[Data excerpts]
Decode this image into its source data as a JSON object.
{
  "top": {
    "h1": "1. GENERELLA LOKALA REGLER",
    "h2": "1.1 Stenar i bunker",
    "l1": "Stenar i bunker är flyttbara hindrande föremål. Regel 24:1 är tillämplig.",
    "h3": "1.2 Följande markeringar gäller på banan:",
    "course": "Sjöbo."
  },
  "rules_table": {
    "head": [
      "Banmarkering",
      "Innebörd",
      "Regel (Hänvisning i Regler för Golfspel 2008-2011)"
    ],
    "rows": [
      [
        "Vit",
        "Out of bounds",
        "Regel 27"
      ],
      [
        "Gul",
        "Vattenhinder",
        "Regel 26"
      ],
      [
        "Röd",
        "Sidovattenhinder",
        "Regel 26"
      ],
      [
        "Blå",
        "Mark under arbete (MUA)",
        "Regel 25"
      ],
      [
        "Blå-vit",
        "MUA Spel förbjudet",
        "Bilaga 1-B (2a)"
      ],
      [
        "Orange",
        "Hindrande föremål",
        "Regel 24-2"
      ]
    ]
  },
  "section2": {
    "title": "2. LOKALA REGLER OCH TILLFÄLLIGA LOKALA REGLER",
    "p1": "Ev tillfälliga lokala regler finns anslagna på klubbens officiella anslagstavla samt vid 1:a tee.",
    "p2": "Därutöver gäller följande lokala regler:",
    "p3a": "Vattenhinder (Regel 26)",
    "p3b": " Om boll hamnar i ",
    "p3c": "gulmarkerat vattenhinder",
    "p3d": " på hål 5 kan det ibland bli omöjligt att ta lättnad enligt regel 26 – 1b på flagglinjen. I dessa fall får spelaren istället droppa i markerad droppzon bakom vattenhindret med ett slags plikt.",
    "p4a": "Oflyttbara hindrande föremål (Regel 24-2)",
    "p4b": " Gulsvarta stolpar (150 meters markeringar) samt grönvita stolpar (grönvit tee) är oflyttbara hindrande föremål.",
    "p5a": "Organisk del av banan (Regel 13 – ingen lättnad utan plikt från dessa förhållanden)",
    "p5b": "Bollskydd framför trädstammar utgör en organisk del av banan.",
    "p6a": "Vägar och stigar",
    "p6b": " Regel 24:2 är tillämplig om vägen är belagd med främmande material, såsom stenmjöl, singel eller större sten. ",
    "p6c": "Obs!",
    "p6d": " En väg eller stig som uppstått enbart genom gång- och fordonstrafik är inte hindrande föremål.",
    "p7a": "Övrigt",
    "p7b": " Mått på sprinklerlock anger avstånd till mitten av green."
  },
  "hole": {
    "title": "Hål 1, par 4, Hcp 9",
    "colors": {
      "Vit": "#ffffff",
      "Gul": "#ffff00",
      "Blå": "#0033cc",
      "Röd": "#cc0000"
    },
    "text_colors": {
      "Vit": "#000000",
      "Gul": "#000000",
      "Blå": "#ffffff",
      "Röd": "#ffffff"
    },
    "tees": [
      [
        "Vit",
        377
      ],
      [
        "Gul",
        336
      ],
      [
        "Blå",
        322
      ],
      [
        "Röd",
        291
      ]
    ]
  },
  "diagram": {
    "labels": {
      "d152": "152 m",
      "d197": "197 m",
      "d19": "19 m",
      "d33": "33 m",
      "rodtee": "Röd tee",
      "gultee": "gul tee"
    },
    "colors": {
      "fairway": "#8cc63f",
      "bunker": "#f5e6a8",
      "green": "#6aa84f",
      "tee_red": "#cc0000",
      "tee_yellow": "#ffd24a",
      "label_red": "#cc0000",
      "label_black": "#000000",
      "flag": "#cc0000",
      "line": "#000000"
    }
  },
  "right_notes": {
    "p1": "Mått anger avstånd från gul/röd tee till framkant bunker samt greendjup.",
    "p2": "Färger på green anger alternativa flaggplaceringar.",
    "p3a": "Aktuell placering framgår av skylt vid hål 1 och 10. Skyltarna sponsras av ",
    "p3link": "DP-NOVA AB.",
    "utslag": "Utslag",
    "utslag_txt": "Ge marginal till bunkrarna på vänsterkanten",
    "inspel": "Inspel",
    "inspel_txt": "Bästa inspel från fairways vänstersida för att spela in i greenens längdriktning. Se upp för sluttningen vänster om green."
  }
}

▸ Required action
Set down an exact copy of the entries above.

▸ Solution for this exercise
Decode this image into its source data as a JSON object.
{
  "top": {
    "h1": "1. GENERELLA LOKALA REGLER",
    "h2": "1.1 Stenar i bunker",
    "l1": "Stenar i bunker är flyttbara hindrande föremål. Regel 24:1 är tillämplig.",
    "h3": "1.2 Följande markeringar gäller på banan:",
    "course": "Sjöbo."
  },
  "rules_table": {
    "head": [
      "Banmarkering",
      "Innebörd",
      "Regel (Hänvisning i Regler för Golfspel 2008-2011)"
    ],
    "rows": [
      [
        "Vit",
        "Out of bounds",
        "Regel 27"
      ],
      [
        "Gul",
        "Vattenhinder",
        "Regel 26"
      ],
      [
        "Röd",
        "Sidovattenhinder",
        "Regel 26"
      ],
      [
        "Blå",
        "Mark under arbete (MUA)",
        "Regel 25"
      ],
      [
        "Blå-vit",
        "MUA Spel förbjudet",
        "Bilaga 1-B (2a)"
      ],
      [
        "Orange",
        "Hindrande föremål",
        "Regel 24-2"
      ]
    ]
  },
  "section2": {
    "title": "2. LOKALA REGLER OCH TILLFÄLLIGA LOKALA REGLER",
    "p1": "Ev tillfälliga lokala regler finns anslagna på klubbens officiella anslagstavla samt vid 1:a tee.",
    "p2": "Därutöver gäller följande lokala regler:",
    "p3a": "Vattenhinder (Regel 26)",
    "p3b": " Om boll hamnar i ",
    "p3c": "gulmarkerat vattenhinder",
    "p3d": " på hål 5 kan det ibland bli omöjligt att ta lättnad enligt regel 26 – 1b på flagglinjen. I dessa fall får spelaren istället droppa i markerad droppzon bakom vattenhindret med ett slags plikt.",
    "p4a": "Oflyttbara hindrande föremål (Regel 24-2)",
    "p4b": " Gulsvarta stolpar (150 meters markeringar) samt grönvita stolpar (grönvit tee) är oflyttbara hindrande föremål.",
    "p5a": "Organisk del av banan (Regel 13 – ingen lättnad utan plikt från dessa förhållanden)",
    "p5b": "Bollskydd framför trädstammar utgör en organisk del av banan.",
    "p6a": "Vägar och stigar",
    "p6b": " Regel 24:2 är tillämplig om vägen är belagd med främmande material, såsom stenmjöl, singel eller större sten. ",
    "p6c": "Obs!",
    "p6d": " En väg eller stig som uppstått enbart genom gång- och fordonstrafik är inte hindrande föremål.",
    "p7a": "Övrigt",
    "p7b": " Mått på sprinklerlock anger avstånd till mitten av green."
  },
  "hole": {
    "title": "Hål 1, par 4, Hcp 9",
    "colors": {
      "Vit": "#ffffff",
      "Gul": "#ffff00",
      "Blå": "#0033cc",
      "Röd": "#cc0000"
    },
    "text_colors": {
      "Vit": "#000000",
      "Gul": "#000000",
      "Blå": "#ffffff",
      "Röd": "#ffffff"
    },
    "tees": [
      [
        "Vit",
        377
      ],
      [
        "Gul",
        336
      ],
      [
        "Blå",
        322
      ],
      [
        "Röd",
        291
      ]
    ]
  },
  "diagram": {
    "labels": {
      "d152": "152 m",
      "d197": "197 m",
      "d19": "19 m",
      "d33": "33 m",
      "rodtee": "Röd tee",
      "gultee": "gul tee"
    },
    "colors": {
      "fairway": "#8cc63f",
      "bunker": "#f5e6a8",
      "green": "#6aa84f",
      "tee_red": "#cc0000",
      "tee_yellow": "#ffd24a",
      "label_red": "#cc0000",
      "label_black": "#000000",
      "flag": "#cc0000",
      "line": "#000000"
    }
  },
  "right_notes": {
    "p1": "Mått anger avstånd från gul/röd tee till framkant bunker samt greendjup.",
    "p2": "Färger på green anger alternativa flaggplaceringar.",
    "p3a": "Aktuell placering framgår av skylt vid hål 1 och 10. Skyltarna sponsras av ",
    "p3link": "DP-NOVA AB.",
    "utslag": "Utslag",
    "utslag_txt": "Ge marginal till bunkrarna på vänsterkanten",
    "inspel": "Inspel",
    "inspel_txt": "Bästa inspel från fairways vänstersida för att spela in i greenens längdriktning. Se upp för sluttningen vänster om green."
  }
}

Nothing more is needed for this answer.